• [EXERCISE AIM] Print the listing that follows, character for character.

• [SUPPLIED INFORMATION]

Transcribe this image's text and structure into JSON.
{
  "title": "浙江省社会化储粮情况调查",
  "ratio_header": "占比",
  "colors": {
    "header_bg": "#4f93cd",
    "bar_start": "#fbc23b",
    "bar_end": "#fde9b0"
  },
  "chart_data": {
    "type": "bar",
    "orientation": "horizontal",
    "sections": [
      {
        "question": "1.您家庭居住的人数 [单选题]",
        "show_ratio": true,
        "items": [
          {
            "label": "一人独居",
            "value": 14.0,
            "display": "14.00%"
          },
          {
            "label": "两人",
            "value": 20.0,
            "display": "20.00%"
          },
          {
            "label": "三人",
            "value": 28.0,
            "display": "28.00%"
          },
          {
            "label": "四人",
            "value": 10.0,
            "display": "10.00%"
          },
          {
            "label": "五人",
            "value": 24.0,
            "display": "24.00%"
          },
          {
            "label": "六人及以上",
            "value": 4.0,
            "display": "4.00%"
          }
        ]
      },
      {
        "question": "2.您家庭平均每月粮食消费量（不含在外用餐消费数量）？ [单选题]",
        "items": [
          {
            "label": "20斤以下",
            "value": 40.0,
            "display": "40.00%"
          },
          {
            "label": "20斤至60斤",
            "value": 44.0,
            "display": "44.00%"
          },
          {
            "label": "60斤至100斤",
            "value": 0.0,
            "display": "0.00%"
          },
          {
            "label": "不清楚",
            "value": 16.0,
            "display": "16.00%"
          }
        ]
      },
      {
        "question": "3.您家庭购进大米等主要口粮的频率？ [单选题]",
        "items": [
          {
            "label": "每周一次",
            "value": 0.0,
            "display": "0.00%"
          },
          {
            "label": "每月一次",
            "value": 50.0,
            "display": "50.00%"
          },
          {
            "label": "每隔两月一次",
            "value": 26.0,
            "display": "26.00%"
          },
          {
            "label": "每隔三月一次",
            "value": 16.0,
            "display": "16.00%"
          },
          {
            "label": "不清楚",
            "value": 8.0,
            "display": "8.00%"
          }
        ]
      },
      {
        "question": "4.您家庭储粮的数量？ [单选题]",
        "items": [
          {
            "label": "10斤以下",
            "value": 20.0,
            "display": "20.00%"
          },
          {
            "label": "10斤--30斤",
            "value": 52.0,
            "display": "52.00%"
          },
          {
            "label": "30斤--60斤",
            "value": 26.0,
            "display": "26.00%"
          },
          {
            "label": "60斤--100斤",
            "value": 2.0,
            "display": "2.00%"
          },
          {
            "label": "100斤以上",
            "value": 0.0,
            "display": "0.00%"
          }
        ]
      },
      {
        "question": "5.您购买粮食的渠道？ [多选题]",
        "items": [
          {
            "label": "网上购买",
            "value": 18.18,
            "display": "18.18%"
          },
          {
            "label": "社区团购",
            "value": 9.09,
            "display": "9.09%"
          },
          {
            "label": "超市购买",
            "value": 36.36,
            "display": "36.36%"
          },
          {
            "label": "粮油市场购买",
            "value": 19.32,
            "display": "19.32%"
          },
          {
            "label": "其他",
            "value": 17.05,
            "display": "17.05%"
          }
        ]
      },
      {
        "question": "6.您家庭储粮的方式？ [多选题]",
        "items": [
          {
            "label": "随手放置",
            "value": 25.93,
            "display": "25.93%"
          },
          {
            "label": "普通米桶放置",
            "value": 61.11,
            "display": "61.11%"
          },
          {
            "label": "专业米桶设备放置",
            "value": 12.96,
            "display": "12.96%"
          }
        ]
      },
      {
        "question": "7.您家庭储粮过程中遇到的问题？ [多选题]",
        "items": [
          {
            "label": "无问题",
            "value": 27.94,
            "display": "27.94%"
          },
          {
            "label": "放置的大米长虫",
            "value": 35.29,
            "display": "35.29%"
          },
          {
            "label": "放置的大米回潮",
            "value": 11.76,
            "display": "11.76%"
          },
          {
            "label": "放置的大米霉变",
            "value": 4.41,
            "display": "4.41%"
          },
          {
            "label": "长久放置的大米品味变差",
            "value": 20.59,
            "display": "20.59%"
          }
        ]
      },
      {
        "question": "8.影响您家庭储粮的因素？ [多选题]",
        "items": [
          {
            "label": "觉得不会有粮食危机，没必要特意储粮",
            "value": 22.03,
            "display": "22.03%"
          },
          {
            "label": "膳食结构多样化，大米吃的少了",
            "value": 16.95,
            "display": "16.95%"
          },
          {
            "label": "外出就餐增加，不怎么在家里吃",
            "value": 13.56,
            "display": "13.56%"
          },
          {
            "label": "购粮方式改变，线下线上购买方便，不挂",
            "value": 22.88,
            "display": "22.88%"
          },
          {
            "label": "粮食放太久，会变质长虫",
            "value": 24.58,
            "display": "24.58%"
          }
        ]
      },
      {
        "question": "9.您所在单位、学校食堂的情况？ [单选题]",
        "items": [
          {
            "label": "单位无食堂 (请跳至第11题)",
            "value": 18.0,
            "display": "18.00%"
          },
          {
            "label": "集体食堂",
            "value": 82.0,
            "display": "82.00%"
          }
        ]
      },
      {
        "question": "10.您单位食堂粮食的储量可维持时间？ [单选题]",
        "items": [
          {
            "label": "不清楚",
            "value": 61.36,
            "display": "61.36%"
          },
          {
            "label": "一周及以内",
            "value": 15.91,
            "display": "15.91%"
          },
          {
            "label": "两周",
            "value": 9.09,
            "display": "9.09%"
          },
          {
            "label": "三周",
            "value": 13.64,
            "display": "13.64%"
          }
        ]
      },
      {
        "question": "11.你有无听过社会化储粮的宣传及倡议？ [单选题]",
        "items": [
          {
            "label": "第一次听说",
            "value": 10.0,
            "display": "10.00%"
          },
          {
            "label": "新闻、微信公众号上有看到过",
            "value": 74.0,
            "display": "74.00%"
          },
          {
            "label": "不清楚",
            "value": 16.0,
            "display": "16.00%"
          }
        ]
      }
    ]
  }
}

• [EXERCISE SOLUTION]
Transcribe this image's text and structure into JSON.
{
  "title": "浙江省社会化储粮情况调查",
  "ratio_header": "占比",
  "colors": {
    "header_bg": "#4f93cd",
    "bar_start": "#fbc23b",
    "bar_end": "#fde9b0"
  },
  "chart_data": {
    "type": "bar",
    "orientation": "horizontal",
    "sections": [
      {
        "question": "1.您家庭居住的人数 [单选题]",
        "show_ratio": true,
        "items": [
          {
            "label": "一人独居",
            "value": 14.0,
            "display": "14.00%"
          },
          {
            "label": "两人",
            "value": 20.0,
            "display": "20.00%"
          },
          {
            "label": "三人",
            "value": 28.0,
            "display": "28.00%"
          },
          {
            "label": "四人",
            "value": 10.0,
            "display": "10.00%"
          },
          {
            "label": "五人",
            "value": 24.0,
            "display": "24.00%"
          },
          {
            "label": "六人及以上",
            "value": 4.0,
            "display": "4.00%"
          }
        ]
      },
      {
        "question": "2.您家庭平均每月粮食消费量（不含在外用餐消费数量）？ [单选题]",
        "items": [
          {
            "label": "20斤以下",
            "value": 40.0,
            "display": "40.00%"
          },
          {
            "label": "20斤至60斤",
            "value": 44.0,
            "display": "44.00%"
          },
          {
            "label": "60斤至100斤",
            "value": 0.0,
            "display": "0.00%"
          },
          {
            "label": "不清楚",
            "value": 16.0,
            "display": "16.00%"
          }
        ]
      },
      {
        "question": "3.您家庭购进大米等主要口粮的频率？ [单选题]",
        "items": [
          {
            "label": "每周一次",
            "value": 0.0,
            "display": "0.00%"
          },
          {
            "label": "每月一次",
            "value": 50.0,
            "display": "50.00%"
          },
          {
            "label": "每隔两月一次",
            "value": 26.0,
            "display": "26.00%"
          },
          {
            "label": "每隔三月一次",
            "value": 16.0,
            "display": "16.00%"
          },
          {
            "label": "不清楚",
            "value": 8.0,
            "display": "8.00%"
          }
        ]
      },
      {
        "question": "4.您家庭储粮的数量？ [单选题]",
        "items": [
          {
            "label": "10斤以下",
            "value": 20.0,
            "display": "20.00%"
          },
          {
            "label": "10斤--30斤",
            "value": 52.0,
            "display": "52.00%"
          },
          {
            "label": "30斤--60斤",
            "value": 26.0,
            "display": "26.00%"
          },
          {
            "label": "60斤--100斤",
            "value": 2.0,
            "display": "2.00%"
          },
          {
            "label": "100斤以上",
            "value": 0.0,
            "display": "0.00%"
          }
        ]
      },
      {
        "question": "5.您购买粮食的渠道？ [多选题]",
        "items": [
          {
            "label": "网上购买",
            "value": 18.18,
            "display": "18.18%"
          },
          {
            "label": "社区团购",
            "value": 9.09,
            "display": "9.09%"
          },
          {
            "label": "超市购买",
            "value": 36.36,
            "display": "36.36%"
          },
          {
            "label": "粮油市场购买",
            "value": 19.32,
            "display": "19.32%"
          },
          {
            "label": "其他",
            "value": 17.05,
            "display": "17.05%"
          }
        ]
      },
      {
        "question": "6.您家庭储粮的方式？ [多选题]",
        "items": [
          {
            "label": "随手放置",
            "value": 25.93,
            "display": "25.93%"
          },
          {
            "label": "普通米桶放置",
            "value": 61.11,
            "display": "61.11%"
          },
          {
            "label": "专业米桶设备放置",
            "value": 12.96,
            "display": "12.96%"
          }
        ]
      },
      {
        "question": "7.您家庭储粮过程中遇到的问题？ [多选题]",
        "items": [
          {
            "label": "无问题",
            "value": 27.94,
            "display": "27.94%"
          },
          {
            "label": "放置的大米长虫",
            "value": 35.29,
            "display": "35.29%"
          },
          {
            "label": "放置的大米回潮",
            "value": 11.76,
            "display": "11.76%"
          },
          {
            "label": "放置的大米霉变",
            "value": 4.41,
            "display": "4.41%"
          },
          {
            "label": "长久放置的大米品味变差",
            "value": 20.59,
            "display": "20.59%"
          }
        ]
      },
      {
        "question": "8.影响您家庭储粮的因素？ [多选题]",
        "items": [
          {
            "label": "觉得不会有粮食危机，没必要特意储粮",
            "value": 22.03,
            "display": "22.03%"
          },
          {
            "label": "膳食结构多样化，大米吃的少了",
            "value": 16.95,
            "display": "16.95%"
          },
          {
            "label": "外出就餐增加，不怎么在家里吃",
            "value": 13.56,
            "display": "13.56%"
          },
          {
            "label": "购粮方式改变，线下线上购买方便，不挂",
            "value": 22.88,
            "display": "22.88%"
          },
          {
            "label": "粮食放太久，会变质长虫",
            "value": 24.58,
            "display": "24.58%"
          }
        ]
      },
      {
        "question": "9.您所在单位、学校食堂的情况？ [单选题]",
        "items": [
          {
            "label": "单位无食堂 (请跳至第11题)",
            "value": 18.0,
            "display": "18.00%"
          },
          {
            "label": "集体食堂",
            "value": 82.0,
            "display": "82.00%"
          }
        ]
      },
      {
        "question": "10.您单位食堂粮食的储量可维持时间？ [单选题]",
        "items": [
          {
            "label": "不清楚",
            "value": 61.36,
            "display": "61.36%"
          },
          {
            "label": "一周及以内",
            "value": 15.91,
            "display": "15.91%"
          },
          {
            "label": "两周",
            "value": 9.09,
            "display": "9.09%"
          },
          {
            "label": "三周",
            "value": 13.64,
            "display": "13.64%"
          }
        ]
      },
      {
        "question": "11.你有无听过社会化储粮的宣传及倡议？ [单选题]",
        "items": [
          {
            "label": "第一次听说",
            "value": 10.0,
            "display": "10.00%"
          },
          {
            "label": "新闻、微信公众号上有看到过",
            "value": 74.0,
            "display": "74.00%"
          },
          {
            "label": "不清楚",
            "value": 16.0,
            "display": "16.00%"
          }
        ]
      }
    ]
  }
}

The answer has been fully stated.